Check each line of the listing for the string "Physician", count the lines that have it, and answer with that number only.

* Begin Dataset rows *

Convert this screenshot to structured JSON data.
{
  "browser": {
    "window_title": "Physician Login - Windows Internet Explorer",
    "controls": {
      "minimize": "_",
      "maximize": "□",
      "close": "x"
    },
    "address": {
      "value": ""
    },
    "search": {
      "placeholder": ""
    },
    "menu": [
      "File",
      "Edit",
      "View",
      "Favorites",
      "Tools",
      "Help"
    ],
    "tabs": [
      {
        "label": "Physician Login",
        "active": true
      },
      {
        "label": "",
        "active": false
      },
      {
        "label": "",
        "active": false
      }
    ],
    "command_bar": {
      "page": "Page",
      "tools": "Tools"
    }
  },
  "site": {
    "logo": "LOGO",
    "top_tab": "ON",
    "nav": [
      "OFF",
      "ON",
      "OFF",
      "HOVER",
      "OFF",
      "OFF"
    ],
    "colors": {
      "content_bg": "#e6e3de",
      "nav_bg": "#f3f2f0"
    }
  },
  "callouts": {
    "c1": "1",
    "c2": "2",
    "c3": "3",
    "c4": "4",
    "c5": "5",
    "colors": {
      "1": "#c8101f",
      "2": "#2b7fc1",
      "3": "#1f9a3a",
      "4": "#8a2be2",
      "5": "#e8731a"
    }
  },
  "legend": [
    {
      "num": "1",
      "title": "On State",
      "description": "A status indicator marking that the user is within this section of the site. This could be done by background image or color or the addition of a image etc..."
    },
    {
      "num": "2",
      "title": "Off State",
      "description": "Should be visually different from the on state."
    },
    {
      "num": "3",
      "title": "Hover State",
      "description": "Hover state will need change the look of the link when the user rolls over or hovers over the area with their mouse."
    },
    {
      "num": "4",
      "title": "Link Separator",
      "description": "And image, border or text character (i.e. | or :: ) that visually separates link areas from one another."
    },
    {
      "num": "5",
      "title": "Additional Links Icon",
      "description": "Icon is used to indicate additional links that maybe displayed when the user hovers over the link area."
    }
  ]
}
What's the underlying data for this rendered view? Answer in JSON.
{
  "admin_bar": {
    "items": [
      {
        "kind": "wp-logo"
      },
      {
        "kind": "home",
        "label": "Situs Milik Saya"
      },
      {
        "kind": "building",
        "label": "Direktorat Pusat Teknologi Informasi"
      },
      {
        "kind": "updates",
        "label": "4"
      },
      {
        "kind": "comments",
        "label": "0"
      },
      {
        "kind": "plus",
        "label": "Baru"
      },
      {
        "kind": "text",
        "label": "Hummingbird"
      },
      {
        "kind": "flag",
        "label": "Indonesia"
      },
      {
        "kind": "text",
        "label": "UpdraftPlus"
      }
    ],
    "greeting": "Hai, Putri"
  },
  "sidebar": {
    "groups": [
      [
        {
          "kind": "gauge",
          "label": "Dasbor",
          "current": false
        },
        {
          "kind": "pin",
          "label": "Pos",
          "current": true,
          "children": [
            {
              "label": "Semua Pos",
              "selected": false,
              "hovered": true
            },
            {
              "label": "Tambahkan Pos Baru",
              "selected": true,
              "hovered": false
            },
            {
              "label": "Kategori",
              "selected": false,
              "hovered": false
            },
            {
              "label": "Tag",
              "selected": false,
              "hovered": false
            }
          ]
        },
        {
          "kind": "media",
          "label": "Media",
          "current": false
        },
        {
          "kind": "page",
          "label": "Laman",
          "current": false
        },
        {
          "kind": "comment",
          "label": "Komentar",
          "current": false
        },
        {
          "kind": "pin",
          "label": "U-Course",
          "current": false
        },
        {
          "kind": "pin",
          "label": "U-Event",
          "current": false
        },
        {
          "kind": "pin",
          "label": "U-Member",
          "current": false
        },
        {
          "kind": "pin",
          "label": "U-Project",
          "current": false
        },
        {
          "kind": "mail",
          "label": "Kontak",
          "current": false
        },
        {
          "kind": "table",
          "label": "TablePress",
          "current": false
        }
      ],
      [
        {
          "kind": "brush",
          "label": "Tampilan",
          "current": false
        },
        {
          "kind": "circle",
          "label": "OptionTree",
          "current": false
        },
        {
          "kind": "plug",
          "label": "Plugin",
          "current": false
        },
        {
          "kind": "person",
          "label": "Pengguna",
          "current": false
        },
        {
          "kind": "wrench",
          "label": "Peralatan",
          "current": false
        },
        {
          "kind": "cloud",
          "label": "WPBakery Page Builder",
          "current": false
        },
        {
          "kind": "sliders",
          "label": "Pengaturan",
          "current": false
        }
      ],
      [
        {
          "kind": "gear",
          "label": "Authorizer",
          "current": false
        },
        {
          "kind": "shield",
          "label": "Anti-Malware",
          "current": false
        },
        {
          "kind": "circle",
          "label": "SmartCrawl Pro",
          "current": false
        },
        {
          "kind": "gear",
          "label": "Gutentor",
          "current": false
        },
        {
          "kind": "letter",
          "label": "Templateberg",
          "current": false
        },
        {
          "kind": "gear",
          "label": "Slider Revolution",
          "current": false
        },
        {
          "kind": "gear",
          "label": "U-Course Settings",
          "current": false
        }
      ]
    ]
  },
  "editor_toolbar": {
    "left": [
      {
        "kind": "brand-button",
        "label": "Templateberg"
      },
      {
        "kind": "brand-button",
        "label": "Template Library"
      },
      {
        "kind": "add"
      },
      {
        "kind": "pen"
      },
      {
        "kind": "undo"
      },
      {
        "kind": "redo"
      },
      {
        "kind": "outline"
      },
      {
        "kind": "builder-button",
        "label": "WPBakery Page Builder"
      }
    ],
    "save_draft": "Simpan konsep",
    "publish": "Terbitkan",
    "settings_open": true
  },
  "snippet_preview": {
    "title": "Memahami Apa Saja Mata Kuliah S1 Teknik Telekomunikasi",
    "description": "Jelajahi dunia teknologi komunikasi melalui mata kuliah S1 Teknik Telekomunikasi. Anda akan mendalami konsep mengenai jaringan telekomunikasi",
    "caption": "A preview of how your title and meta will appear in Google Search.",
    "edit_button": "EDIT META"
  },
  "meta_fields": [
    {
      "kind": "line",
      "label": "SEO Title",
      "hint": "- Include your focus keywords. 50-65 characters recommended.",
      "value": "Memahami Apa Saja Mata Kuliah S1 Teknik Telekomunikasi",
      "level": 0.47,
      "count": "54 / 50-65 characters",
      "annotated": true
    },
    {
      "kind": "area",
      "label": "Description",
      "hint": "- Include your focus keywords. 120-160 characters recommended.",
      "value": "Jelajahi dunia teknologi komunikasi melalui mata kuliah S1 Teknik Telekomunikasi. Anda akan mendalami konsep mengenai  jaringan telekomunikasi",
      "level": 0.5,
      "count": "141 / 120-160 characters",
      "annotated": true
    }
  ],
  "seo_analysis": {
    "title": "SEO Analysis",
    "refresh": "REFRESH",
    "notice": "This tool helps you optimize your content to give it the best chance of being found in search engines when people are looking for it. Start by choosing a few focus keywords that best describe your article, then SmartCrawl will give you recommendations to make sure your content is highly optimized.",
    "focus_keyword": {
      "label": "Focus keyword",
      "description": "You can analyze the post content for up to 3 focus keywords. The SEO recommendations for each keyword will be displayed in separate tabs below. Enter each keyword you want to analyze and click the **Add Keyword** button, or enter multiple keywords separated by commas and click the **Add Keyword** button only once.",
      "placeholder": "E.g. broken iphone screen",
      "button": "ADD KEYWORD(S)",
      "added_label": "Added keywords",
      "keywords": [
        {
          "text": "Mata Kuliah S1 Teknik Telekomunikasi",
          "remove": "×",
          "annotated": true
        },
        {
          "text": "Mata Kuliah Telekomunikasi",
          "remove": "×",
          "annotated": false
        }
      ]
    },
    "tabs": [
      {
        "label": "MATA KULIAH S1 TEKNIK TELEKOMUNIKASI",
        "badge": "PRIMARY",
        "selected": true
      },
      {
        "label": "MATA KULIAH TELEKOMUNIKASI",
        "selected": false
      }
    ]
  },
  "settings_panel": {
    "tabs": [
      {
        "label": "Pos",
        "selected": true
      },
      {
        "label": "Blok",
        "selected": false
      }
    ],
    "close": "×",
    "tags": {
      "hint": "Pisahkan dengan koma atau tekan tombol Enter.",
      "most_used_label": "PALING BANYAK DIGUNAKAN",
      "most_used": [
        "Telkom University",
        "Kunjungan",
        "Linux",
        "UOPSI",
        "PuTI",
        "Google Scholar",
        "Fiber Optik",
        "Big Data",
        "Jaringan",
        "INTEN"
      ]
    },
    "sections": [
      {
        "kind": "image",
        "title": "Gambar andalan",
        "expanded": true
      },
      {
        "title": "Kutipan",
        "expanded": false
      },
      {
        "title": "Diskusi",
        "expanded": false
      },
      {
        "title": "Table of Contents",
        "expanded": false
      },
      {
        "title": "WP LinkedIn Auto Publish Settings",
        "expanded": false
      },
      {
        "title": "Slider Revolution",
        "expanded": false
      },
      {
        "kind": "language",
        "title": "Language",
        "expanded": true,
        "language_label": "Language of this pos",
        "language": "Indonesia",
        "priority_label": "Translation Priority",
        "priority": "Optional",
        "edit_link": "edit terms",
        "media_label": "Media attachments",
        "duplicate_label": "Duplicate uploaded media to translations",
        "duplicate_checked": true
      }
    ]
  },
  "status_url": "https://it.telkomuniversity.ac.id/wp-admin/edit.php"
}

* End Dataset rows *

# Output of the exercise
2